§ **Excerpt to read**
┄┄┄┄┄┄
Reputation: 224
I tryed the folowing:
I want to split with the re.findall()
str="<abc>somechars<*><def>somechars<*><ghj>somechars<*><ijk>somechars<*>"
print(re.findall('<(abc|ghj)>.*?<*>',str))
The out should be
['<abc>somechars<*>','<ghj>somechars<*>']
In notepad, if I try this expression I get right, but here:
['abc', 'ghj']
Any idea? Thanks for the answers.
Upvotes: 1
Views: 126
Reputation: 10350
You're capturing (abc|ghj)
. Use a non-capturing group (?:abc|ghj)
instead.
Also, you should escape the second *
in your regex since you want a literal asterisk: <\*>
rather than <*>
.
>>> s = '<abc>somechars<*><def>somechars<*><ghj>somechars<*><ijk>somechars<*>'
>>> re.findall(r'<(?:abc|ghj)>.*?<\*>', s)
['<abc>somechars<*>', '<ghj>somechars<*>']
Also also, avoid shadowing the built-in name str
.
Upvotes: 1
Reputation: 1482
Just make the group a non-capturing group:
str="<abc>somechars<*><def>somechars<*><ghj>somechars<*><ijk>somechars<*>"
print(re.findall('<(?:abc|ghj)>.*?<*>',str))
The function returns the groups from left to right, and since you specified a group it left out the entire match.
┄┄┄┄┄┄
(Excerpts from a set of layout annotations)
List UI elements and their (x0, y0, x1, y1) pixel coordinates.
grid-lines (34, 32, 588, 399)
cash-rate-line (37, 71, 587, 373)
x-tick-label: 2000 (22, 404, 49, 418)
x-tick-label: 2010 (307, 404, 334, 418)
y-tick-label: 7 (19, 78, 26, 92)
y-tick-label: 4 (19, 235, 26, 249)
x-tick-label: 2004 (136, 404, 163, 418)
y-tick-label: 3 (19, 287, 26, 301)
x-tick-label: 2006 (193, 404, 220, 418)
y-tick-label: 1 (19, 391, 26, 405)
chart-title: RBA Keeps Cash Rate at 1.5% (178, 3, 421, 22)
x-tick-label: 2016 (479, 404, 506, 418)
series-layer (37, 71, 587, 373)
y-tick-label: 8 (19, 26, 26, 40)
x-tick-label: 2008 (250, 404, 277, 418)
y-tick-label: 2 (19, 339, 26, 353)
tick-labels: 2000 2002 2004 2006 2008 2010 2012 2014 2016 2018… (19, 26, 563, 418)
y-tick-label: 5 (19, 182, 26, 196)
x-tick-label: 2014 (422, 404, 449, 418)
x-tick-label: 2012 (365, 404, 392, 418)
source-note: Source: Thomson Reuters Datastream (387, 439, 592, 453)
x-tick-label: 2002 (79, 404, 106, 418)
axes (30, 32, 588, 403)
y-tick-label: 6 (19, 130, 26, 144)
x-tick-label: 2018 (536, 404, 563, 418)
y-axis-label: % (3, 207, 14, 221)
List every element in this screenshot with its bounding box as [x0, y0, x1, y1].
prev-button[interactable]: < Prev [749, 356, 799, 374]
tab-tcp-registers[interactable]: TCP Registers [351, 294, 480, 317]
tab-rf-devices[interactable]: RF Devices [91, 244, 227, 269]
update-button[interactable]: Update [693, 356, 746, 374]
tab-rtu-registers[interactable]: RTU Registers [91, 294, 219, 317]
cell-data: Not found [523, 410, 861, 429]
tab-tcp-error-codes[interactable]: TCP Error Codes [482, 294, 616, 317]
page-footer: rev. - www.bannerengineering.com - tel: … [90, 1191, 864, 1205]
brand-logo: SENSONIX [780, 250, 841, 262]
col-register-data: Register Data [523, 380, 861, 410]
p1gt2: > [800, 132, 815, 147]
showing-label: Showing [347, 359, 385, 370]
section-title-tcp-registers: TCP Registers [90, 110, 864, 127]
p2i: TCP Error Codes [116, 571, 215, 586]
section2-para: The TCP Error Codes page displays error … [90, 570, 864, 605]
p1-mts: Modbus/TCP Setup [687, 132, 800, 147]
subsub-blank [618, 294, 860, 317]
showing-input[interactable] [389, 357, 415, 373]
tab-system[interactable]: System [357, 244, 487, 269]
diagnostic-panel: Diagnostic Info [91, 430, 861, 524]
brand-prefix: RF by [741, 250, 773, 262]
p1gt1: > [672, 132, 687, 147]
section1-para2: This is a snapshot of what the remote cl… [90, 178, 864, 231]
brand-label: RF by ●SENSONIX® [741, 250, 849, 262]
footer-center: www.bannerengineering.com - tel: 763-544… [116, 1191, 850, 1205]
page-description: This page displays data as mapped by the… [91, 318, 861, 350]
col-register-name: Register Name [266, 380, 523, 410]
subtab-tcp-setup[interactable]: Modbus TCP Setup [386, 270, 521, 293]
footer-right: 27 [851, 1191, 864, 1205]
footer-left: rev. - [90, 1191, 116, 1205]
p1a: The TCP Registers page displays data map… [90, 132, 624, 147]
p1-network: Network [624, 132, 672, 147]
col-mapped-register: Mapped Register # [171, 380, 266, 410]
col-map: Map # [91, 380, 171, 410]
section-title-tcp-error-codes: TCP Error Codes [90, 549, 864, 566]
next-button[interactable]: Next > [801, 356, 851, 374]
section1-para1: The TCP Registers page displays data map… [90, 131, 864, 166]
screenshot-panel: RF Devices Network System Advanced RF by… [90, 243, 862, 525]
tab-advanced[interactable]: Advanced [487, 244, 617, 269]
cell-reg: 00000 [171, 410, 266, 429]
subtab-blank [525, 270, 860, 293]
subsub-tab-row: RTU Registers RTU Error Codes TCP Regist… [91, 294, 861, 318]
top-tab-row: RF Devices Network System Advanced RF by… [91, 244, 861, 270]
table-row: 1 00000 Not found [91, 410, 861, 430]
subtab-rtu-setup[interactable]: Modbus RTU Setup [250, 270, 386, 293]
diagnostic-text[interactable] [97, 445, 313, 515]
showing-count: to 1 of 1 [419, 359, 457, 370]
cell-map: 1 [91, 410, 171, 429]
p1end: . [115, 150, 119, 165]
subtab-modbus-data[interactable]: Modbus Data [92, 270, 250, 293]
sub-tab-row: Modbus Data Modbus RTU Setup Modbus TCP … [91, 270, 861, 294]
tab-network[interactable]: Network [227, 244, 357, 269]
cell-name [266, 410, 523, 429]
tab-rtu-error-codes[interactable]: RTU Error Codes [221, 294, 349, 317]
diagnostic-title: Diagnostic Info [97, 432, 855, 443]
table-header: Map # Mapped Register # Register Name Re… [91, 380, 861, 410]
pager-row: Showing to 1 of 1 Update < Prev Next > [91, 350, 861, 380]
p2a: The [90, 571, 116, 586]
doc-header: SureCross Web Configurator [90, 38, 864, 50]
┄┄┄┄┄┄
§ **Tasks**
• A. Could you repeat the part of the regex thread running from "Also, you should" to "print(re.findall('<(?:abc|ghj)>.*?<*>',str))", word for word?
• B. How would you put this sentence from the regex thread into Spanish: "The function returns the groups from left to right, and since you specified a group it left out the entire match."
Rely only on the regex thread, not on the listing.

§ **Problem solutions**
• A.
Also, you should escape the second *
in your regex since you want a literal asterisk: <\*>
rather than <*>
.
>>> s = '<abc>somechars<*><def>somechars<*><ghj>somechars<*><ijk>somechars<*>'
>>> re.findall(r'<(?:abc|ghj)>.*?<\*>', s)
['<abc>somechars<*>', '<ghj>somechars<*>']
Also also, avoid shadowing the built-in name str
.
Upvotes: 1
Reputation: 1482
Just make the group a non-capturing group:
str="<abc>somechars<*><def>somechars<*><ghj>somechars<*><ijk>somechars<*>"
print(re.findall('<(?:abc|ghj)>.*?<*>',str))

• B. La función devuelve los grupos de izquierda a derecha y, como especificaste un grupo, omitió la coincidencia completa.